_REQUIREMENT_
Pick out every line of the entries below where "name" occurs, and copy those lines.

_DATA PROVIDED_
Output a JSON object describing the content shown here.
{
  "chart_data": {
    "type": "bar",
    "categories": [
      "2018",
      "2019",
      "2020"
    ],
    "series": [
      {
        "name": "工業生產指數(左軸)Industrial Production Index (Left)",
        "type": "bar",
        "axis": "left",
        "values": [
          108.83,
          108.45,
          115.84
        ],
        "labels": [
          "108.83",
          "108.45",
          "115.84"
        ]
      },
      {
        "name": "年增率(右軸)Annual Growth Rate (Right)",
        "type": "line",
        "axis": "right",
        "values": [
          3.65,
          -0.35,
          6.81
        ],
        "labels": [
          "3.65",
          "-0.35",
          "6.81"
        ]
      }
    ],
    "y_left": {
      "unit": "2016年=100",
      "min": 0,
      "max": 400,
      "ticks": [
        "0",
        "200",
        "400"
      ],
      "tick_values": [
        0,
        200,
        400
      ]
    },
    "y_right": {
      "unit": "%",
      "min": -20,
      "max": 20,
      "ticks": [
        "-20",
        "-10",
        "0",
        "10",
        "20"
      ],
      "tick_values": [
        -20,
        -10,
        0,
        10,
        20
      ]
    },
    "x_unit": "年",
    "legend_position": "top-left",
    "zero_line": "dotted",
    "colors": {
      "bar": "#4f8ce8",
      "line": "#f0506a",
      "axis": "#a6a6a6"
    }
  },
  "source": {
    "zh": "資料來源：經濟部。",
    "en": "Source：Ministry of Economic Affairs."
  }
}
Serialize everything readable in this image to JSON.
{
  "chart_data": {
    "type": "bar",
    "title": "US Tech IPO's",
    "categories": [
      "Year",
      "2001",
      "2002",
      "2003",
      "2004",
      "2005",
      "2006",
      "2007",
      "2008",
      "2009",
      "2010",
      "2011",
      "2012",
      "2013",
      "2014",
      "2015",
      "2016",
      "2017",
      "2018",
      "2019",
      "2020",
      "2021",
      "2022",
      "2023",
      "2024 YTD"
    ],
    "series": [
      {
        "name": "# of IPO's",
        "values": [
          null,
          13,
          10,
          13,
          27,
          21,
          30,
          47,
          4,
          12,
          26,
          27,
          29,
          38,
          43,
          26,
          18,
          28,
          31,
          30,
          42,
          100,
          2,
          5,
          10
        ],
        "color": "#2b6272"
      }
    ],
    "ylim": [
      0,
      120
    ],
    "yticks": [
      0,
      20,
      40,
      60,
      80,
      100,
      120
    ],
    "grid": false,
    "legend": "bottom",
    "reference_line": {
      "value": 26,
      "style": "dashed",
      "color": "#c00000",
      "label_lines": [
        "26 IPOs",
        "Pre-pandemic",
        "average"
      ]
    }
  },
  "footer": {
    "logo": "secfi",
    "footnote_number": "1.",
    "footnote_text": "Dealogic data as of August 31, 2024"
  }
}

_RESPONSE FOR THIS EXERCISE_
        "name": "工業生產指數(左軸)Industrial Production Index (Left)",
        "name": "年增率(右軸)Annual Growth Rate (Right)",
        "name": "# of IPO's",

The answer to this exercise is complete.